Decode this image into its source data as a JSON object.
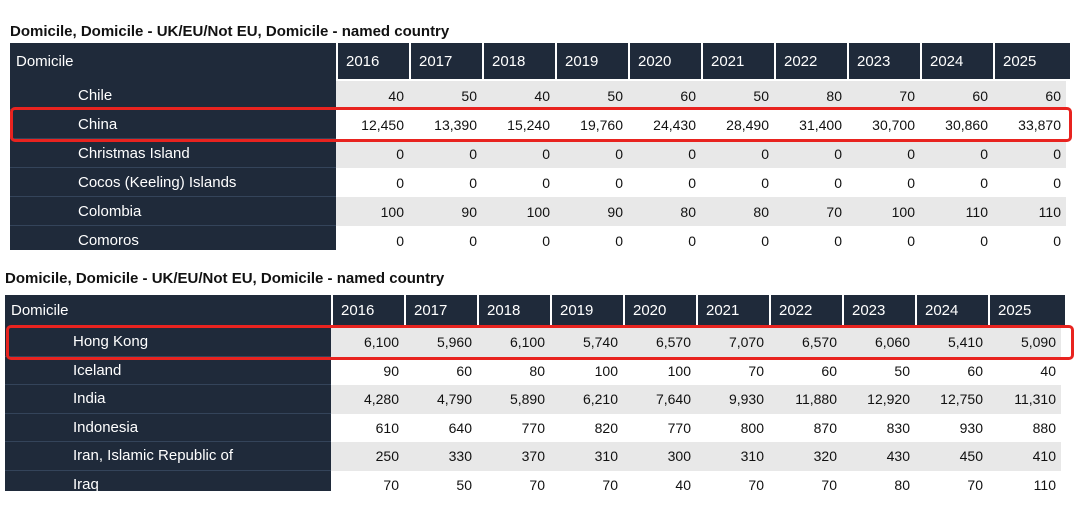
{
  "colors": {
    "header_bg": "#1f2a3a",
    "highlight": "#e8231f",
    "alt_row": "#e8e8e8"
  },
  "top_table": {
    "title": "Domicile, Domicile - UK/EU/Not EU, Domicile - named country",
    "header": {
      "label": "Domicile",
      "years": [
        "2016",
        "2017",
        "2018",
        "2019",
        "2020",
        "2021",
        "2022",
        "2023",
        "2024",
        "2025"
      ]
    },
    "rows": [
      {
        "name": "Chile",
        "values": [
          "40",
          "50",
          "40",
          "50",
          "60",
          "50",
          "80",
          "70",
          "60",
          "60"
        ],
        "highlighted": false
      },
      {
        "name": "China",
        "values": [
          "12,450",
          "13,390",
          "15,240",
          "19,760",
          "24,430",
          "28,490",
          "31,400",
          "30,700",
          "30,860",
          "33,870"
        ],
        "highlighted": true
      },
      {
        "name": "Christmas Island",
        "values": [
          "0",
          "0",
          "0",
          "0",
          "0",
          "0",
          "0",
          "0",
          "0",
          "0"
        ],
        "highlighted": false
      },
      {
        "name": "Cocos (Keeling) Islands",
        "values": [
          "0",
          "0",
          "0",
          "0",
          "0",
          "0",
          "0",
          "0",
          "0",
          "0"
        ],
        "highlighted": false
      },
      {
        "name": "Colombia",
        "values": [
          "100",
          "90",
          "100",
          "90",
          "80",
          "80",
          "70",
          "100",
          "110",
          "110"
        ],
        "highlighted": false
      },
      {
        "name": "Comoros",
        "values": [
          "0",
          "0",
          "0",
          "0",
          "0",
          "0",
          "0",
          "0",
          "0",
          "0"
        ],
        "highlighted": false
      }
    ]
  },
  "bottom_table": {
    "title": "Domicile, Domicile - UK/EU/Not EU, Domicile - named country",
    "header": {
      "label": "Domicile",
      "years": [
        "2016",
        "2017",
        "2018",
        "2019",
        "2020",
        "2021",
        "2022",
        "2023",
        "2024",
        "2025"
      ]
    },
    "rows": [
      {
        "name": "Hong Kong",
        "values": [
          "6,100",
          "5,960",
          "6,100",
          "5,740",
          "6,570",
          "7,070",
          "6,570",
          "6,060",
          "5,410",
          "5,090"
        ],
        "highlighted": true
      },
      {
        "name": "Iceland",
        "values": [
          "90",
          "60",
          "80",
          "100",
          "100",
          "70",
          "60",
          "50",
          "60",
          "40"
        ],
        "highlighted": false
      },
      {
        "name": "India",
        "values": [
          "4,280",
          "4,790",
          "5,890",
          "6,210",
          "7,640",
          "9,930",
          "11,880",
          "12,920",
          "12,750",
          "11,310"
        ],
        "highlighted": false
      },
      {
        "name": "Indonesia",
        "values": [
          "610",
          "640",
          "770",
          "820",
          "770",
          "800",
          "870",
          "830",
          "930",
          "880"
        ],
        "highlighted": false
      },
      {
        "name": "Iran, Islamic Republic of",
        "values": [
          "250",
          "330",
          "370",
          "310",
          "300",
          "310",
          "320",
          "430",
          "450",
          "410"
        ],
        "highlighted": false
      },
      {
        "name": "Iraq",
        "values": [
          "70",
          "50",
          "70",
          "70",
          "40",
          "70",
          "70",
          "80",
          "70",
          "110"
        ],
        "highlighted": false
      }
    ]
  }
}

-- -- --

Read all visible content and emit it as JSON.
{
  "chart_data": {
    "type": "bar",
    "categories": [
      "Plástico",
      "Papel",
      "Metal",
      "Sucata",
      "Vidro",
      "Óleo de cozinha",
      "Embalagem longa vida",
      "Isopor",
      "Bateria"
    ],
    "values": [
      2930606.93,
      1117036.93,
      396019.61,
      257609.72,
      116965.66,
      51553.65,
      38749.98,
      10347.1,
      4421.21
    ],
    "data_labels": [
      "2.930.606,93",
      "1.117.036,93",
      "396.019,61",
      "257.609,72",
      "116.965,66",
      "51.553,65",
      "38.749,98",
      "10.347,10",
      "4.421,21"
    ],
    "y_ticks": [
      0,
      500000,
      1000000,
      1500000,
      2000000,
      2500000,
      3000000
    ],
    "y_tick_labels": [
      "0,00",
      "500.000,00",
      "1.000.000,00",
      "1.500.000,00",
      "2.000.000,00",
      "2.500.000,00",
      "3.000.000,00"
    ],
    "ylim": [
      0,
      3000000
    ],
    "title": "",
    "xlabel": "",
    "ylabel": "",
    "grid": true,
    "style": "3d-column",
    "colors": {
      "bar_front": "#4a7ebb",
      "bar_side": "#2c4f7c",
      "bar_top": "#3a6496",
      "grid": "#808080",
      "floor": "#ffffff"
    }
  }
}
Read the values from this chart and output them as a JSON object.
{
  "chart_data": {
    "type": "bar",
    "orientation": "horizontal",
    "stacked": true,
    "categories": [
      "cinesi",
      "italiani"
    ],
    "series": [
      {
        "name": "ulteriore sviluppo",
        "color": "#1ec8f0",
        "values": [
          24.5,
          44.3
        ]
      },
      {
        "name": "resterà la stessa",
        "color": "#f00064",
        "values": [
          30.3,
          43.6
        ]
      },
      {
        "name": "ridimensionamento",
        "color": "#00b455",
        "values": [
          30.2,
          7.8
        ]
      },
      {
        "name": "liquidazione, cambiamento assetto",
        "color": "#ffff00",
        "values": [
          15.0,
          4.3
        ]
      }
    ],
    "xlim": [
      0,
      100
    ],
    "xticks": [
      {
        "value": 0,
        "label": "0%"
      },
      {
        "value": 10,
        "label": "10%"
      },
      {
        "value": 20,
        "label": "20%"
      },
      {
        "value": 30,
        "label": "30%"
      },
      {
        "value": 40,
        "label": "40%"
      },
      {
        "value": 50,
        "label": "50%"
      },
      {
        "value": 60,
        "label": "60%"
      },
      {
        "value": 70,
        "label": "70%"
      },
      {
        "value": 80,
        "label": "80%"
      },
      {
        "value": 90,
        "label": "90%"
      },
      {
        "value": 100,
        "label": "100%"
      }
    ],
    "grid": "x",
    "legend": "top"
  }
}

-- -- --

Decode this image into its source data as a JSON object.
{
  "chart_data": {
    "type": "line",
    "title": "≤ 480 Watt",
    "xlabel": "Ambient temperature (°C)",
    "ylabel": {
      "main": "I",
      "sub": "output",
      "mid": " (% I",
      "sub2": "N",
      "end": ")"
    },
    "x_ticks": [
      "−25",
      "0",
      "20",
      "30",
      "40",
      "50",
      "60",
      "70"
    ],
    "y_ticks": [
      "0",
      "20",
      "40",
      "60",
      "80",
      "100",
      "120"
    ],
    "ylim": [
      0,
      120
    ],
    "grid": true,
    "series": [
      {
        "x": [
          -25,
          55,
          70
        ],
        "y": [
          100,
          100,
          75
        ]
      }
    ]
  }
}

-- -- --

What you have to do:
Pick out every line with the string "title" and copy it.

Completed task:
    "title": "Domicile, Domicile - UK/EU/Not EU, Domicile - named country",
    "title": "Domicile, Domicile - UK/EU/Not EU, Domicile - named country",
    "title": "",
    "title": "≤ 480 Watt",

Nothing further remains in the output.